BEGIN

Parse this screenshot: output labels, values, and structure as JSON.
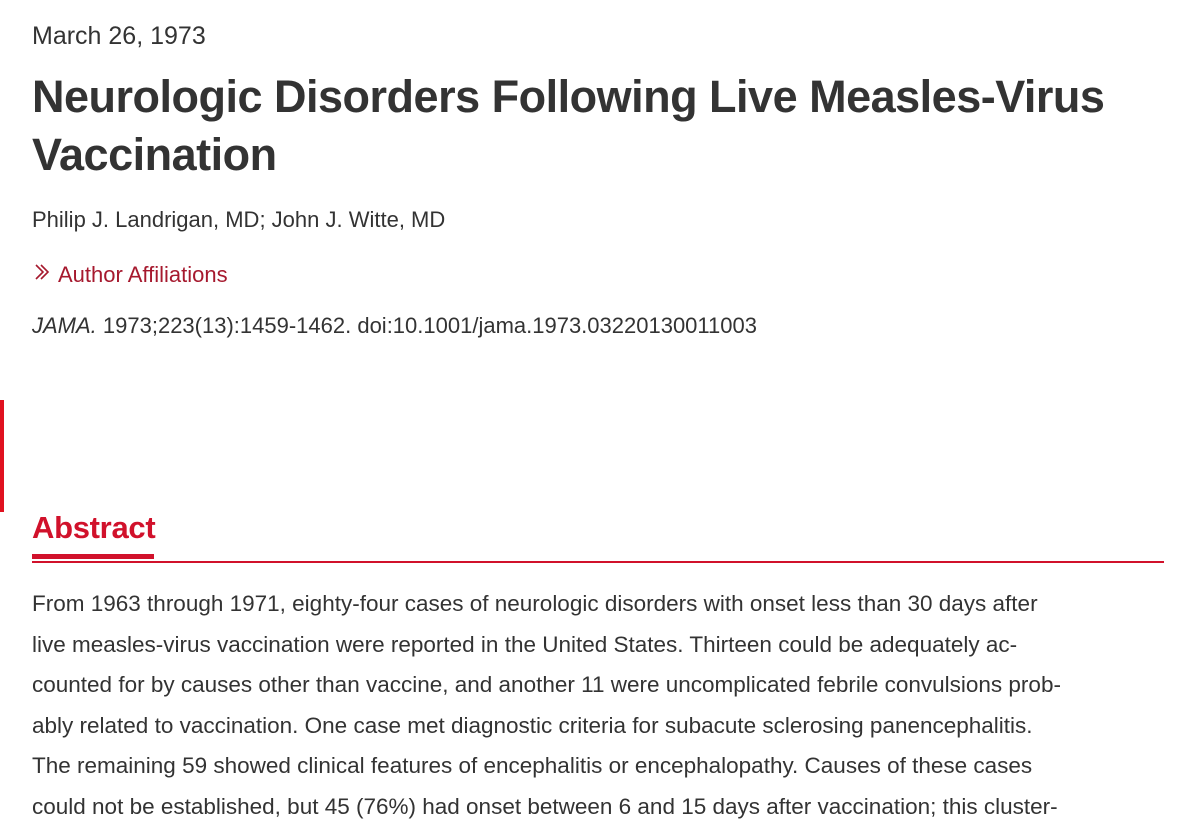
{
  "article": {
    "date": "March 26, 1973",
    "title": "Neurologic Disorders Following Live Measles-Virus Vaccination",
    "authors": "Philip J. Landrigan, MD; John J. Witte, MD",
    "affiliations_link": "Author Affiliations",
    "citation": {
      "journal": "JAMA.",
      "details": " 1973;223(13):1459-1462. doi:10.1001/jama.1973.03220130011003"
    }
  },
  "abstract": {
    "heading": "Abstract",
    "lines": [
      "From 1963 through 1971, eighty-four cases of neurologic disorders with onset less than 30 days after",
      "live measles-virus vaccination were reported in the United States. Thirteen could be adequately ac-",
      "counted for by causes other than vaccine, and another 11 were uncomplicated febrile convulsions prob-",
      "ably related to vaccination. One case met diagnostic criteria for subacute sclerosing panencephalitis.",
      "The remaining 59 showed clinical features of encephalitis or encephalopathy. Causes of these cases",
      "could not be established, but 45 (76%) had onset between 6 and 15 days after vaccination; this cluster-"
    ]
  },
  "colors": {
    "accent": "#d1112b",
    "link": "#a6192e",
    "text": "#333333"
  },
  "icons": {
    "affiliations": "chevron-right-double-icon"
  }
}
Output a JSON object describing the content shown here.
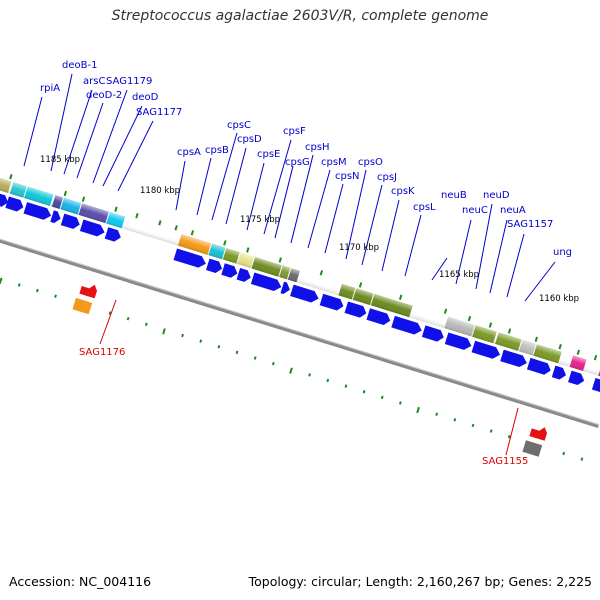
{
  "title": "Streptococcus agalactiae 2603V/R, complete genome",
  "footer": {
    "accession": "Accession: NC_004116",
    "summary": "Topology: circular; Length: 2,160,267 bp; Genes: 2,225"
  },
  "colors": {
    "gene_label": "#0000cc",
    "rna_label": "#dd0000",
    "forward_arrow": "#1010e8",
    "backbone": "#8a8a8a",
    "tick": "#1f8a1f"
  },
  "scale_labels": [
    "1185 kbp",
    "1180 kbp",
    "1175 kbp",
    "1170 kbp",
    "1165 kbp",
    "1160 kbp"
  ],
  "gene_labels": [
    "rpiA",
    "deoB-1",
    "arsC",
    "deoD-2",
    "SAG1179",
    "deoD",
    "SAG1177",
    "cpsA",
    "cpsB",
    "cpsC",
    "cpsD",
    "cpsE",
    "cpsF",
    "cpsG",
    "cpsH",
    "cpsM",
    "cpsN",
    "cpsO",
    "cpsJ",
    "cpsK",
    "cpsL",
    "neuB",
    "neuC",
    "neuD",
    "neuA",
    "SAG1157",
    "ung"
  ],
  "rna_labels": [
    "SAG1176",
    "SAG1155"
  ]
}
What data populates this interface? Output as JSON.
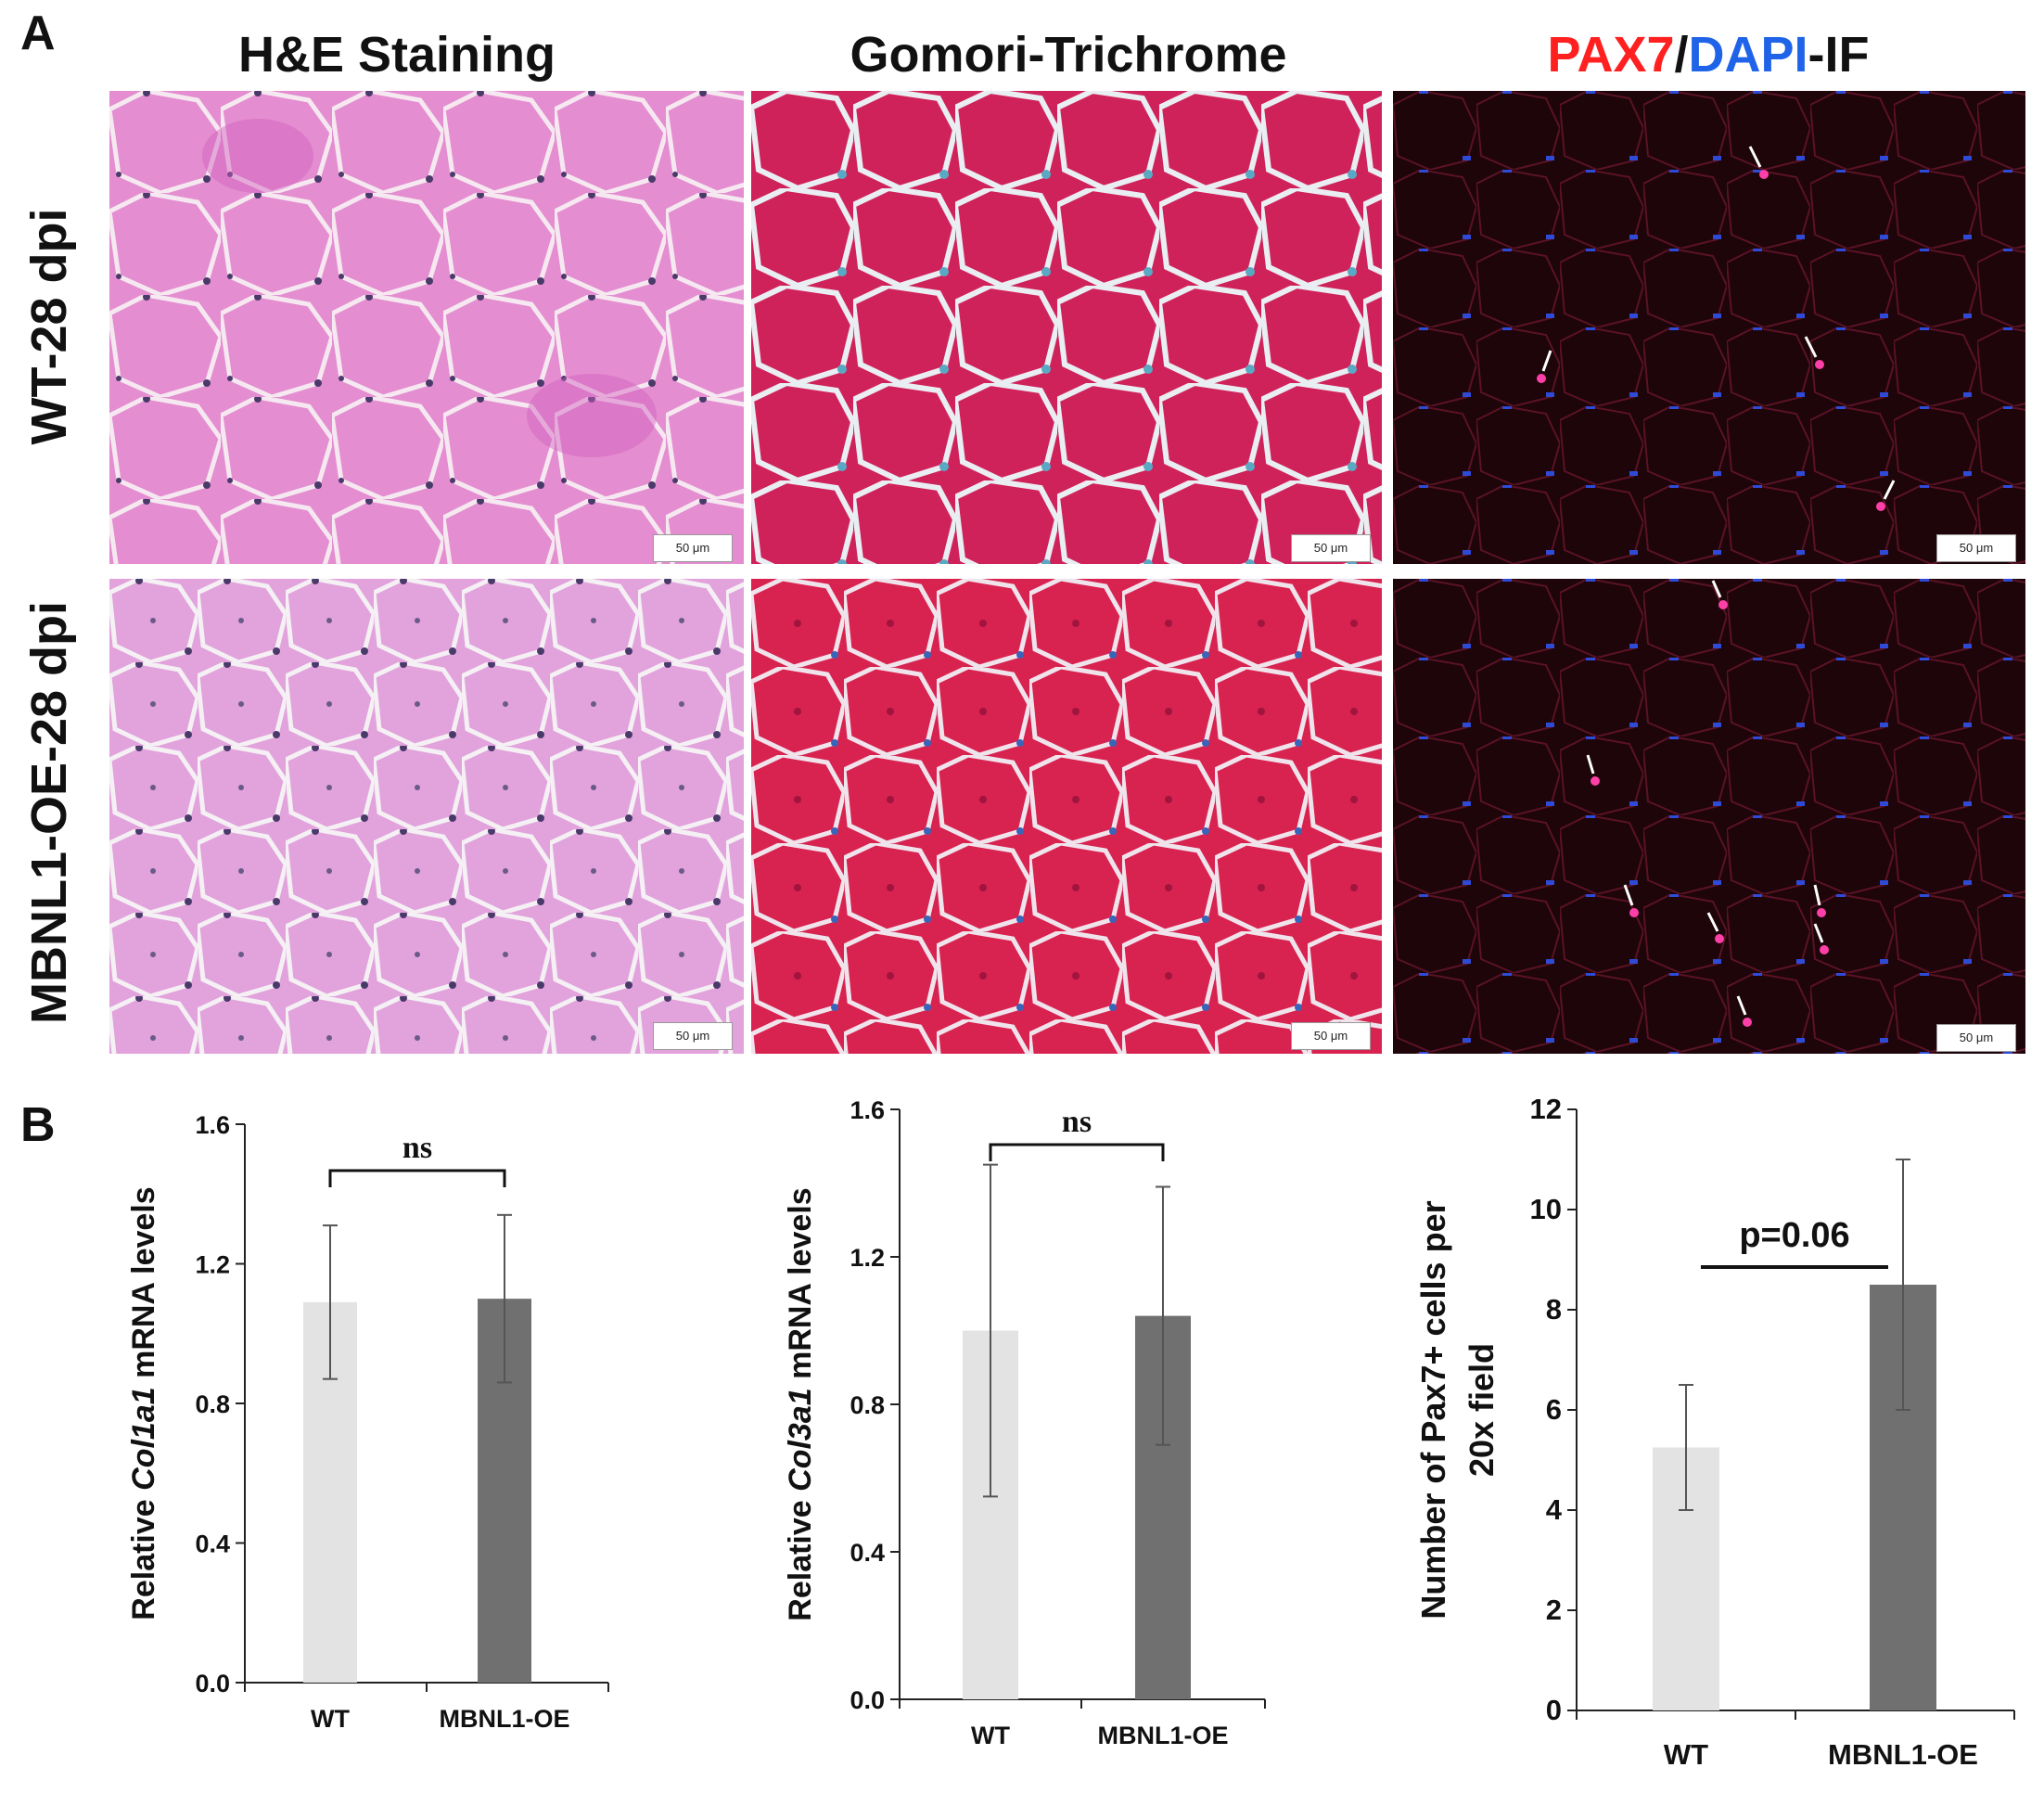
{
  "panel_a": {
    "letter": "A",
    "columns": {
      "he": "H&E Staining",
      "gomori": "Gomori-Trichrome",
      "if_pax7": "PAX7",
      "if_slash": "/",
      "if_dapi": "DAPI",
      "if_suffix": "-IF"
    },
    "rows": {
      "wt": "WT-28 dpi",
      "oe": "MBNL1-OE-28 dpi"
    },
    "scale_bar": "50 μm",
    "colors": {
      "he_bg": "#e38fd1",
      "gomori_bg": "#cf2154",
      "if_bg": "#1c0509",
      "pax7_text": "#ff2020",
      "dapi_text": "#1f63e8"
    }
  },
  "panel_b": {
    "letter": "B"
  },
  "chart_data": [
    {
      "type": "bar",
      "categories": [
        "WT",
        "MBNL1-OE"
      ],
      "values": [
        1.09,
        1.1
      ],
      "errors": [
        0.22,
        0.24
      ],
      "ylabel_prefix": "Relative ",
      "ylabel_gene": "Col1a1",
      "ylabel_suffix": " mRNA levels",
      "ylim": [
        0,
        1.6
      ],
      "ticks": [
        "0.0",
        "0.4",
        "0.8",
        "1.2",
        "1.6"
      ],
      "annotation": "ns",
      "bar_colors": [
        "#e3e3e3",
        "#707070"
      ]
    },
    {
      "type": "bar",
      "categories": [
        "WT",
        "MBNL1-OE"
      ],
      "values": [
        1.0,
        1.04
      ],
      "errors": [
        0.45,
        0.35
      ],
      "ylabel_prefix": "Relative ",
      "ylabel_gene": "Col3a1",
      "ylabel_suffix": " mRNA levels",
      "ylim": [
        0,
        1.6
      ],
      "ticks": [
        "0.0",
        "0.4",
        "0.8",
        "1.2",
        "1.6"
      ],
      "annotation": "ns",
      "bar_colors": [
        "#e3e3e3",
        "#707070"
      ]
    },
    {
      "type": "bar",
      "categories": [
        "WT",
        "MBNL1-OE"
      ],
      "values": [
        5.25,
        8.5
      ],
      "errors": [
        1.25,
        2.5
      ],
      "ylabel_line1": "Number of Pax7+ cells per",
      "ylabel_line2": "20x field",
      "ylim": [
        0,
        12
      ],
      "ticks": [
        "0",
        "2",
        "4",
        "6",
        "8",
        "10",
        "12"
      ],
      "annotation": "p=0.06",
      "bar_colors": [
        "#e3e3e3",
        "#707070"
      ]
    }
  ]
}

END

▶ [Task description]
Line for line, restate the data above and omit every picture.

▶ [Solved exercise]
Parse this screenshot: output labels, values, and structure as JSON.
{
  "article": {
    "date": "March 26, 1973",
    "title": "Neurologic Disorders Following Live Measles-Virus Vaccination",
    "authors": "Philip J. Landrigan, MD; John J. Witte, MD",
    "affiliations_link": "Author Affiliations",
    "citation": {
      "journal": "JAMA.",
      "details": " 1973;223(13):1459-1462. doi:10.1001/jama.1973.03220130011003"
    }
  },
  "abstract": {
    "heading": "Abstract",
    "lines": [
      "From 1963 through 1971, eighty-four cases of neurologic disorders with onset less than 30 days after",
      "live measles-virus vaccination were reported in the United States. Thirteen could be adequately ac-",
      "counted for by causes other than vaccine, and another 11 were uncomplicated febrile convulsions prob-",
      "ably related to vaccination. One case met diagnostic criteria for subacute sclerosing panencephalitis.",
      "The remaining 59 showed clinical features of encephalitis or encephalopathy. Causes of these cases",
      "could not be established, but 45 (76%) had onset between 6 and 15 days after vaccination; this cluster-"
    ]
  },
  "colors": {
    "accent": "#d1112b",
    "link": "#a6192e",
    "text": "#333333"
  },
  "icons": {
    "affiliations": "chevron-right-double-icon"
  }
}
Output a JSON object describing the content shown here.
{
  "title": "Streptococcus agalactiae 2603V/R, complete genome",
  "footer": {
    "accession": "Accession: NC_004116",
    "summary": "Topology: circular; Length: 2,160,267 bp; Genes: 2,225"
  },
  "colors": {
    "gene_label": "#0000cc",
    "rna_label": "#dd0000",
    "forward_arrow": "#1010e8",
    "backbone": "#8a8a8a",
    "tick": "#1f8a1f"
  },
  "scale_labels": [
    "1185 kbp",
    "1180 kbp",
    "1175 kbp",
    "1170 kbp",
    "1165 kbp",
    "1160 kbp"
  ],
  "gene_labels": [
    "rpiA",
    "deoB-1",
    "arsC",
    "deoD-2",
    "SAG1179",
    "deoD",
    "SAG1177",
    "cpsA",
    "cpsB",
    "cpsC",
    "cpsD",
    "cpsE",
    "cpsF",
    "cpsG",
    "cpsH",
    "cpsM",
    "cpsN",
    "cpsO",
    "cpsJ",
    "cpsK",
    "cpsL",
    "neuB",
    "neuC",
    "neuD",
    "neuA",
    "SAG1157",
    "ung"
  ],
  "rna_labels": [
    "SAG1176",
    "SAG1155"
  ]
}
What data populates this interface? Output as JSON.
{
  "panel_a": {
    "letter": "A",
    "columns": {
      "he": "H&E Staining",
      "gomori": "Gomori-Trichrome",
      "if_pax7": "PAX7",
      "if_slash": "/",
      "if_dapi": "DAPI",
      "if_suffix": "-IF"
    },
    "rows": {
      "wt": "WT-28 dpi",
      "oe": "MBNL1-OE-28 dpi"
    },
    "scale_bar": "50 μm",
    "colors": {
      "he_bg": "#e38fd1",
      "gomori_bg": "#cf2154",
      "if_bg": "#1c0509",
      "pax7_text": "#ff2020",
      "dapi_text": "#1f63e8"
    }
  },
  "panel_b": {
    "letter": "B"
  },
  "chart_data": [
    {
      "type": "bar",
      "categories": [
        "WT",
        "MBNL1-OE"
      ],
      "values": [
        1.09,
        1.1
      ],
      "errors": [
        0.22,
        0.24
      ],
      "ylabel_prefix": "Relative ",
      "ylabel_gene": "Col1a1",
      "ylabel_suffix": " mRNA levels",
      "ylim": [
        0,
        1.6
      ],
      "ticks": [
        "0.0",
        "0.4",
        "0.8",
        "1.2",
        "1.6"
      ],
      "annotation": "ns",
      "bar_colors": [
        "#e3e3e3",
        "#707070"
      ]
    },
    {
      "type": "bar",
      "categories": [
        "WT",
        "MBNL1-OE"
      ],
      "values": [
        1.0,
        1.04
      ],
      "errors": [
        0.45,
        0.35
      ],
      "ylabel_prefix": "Relative ",
      "ylabel_gene": "Col3a1",
      "ylabel_suffix": " mRNA levels",
      "ylim": [
        0,
        1.6
      ],
      "ticks": [
        "0.0",
        "0.4",
        "0.8",
        "1.2",
        "1.6"
      ],
      "annotation": "ns",
      "bar_colors": [
        "#e3e3e3",
        "#707070"
      ]
    },
    {
      "type": "bar",
      "categories": [
        "WT",
        "MBNL1-OE"
      ],
      "values": [
        5.25,
        8.5
      ],
      "errors": [
        1.25,
        2.5
      ],
      "ylabel_line1": "Number of Pax7+ cells per",
      "ylabel_line2": "20x field",
      "ylim": [
        0,
        12
      ],
      "ticks": [
        "0",
        "2",
        "4",
        "6",
        "8",
        "10",
        "12"
      ],
      "annotation": "p=0.06",
      "bar_colors": [
        "#e3e3e3",
        "#707070"
      ]
    }
  ]
}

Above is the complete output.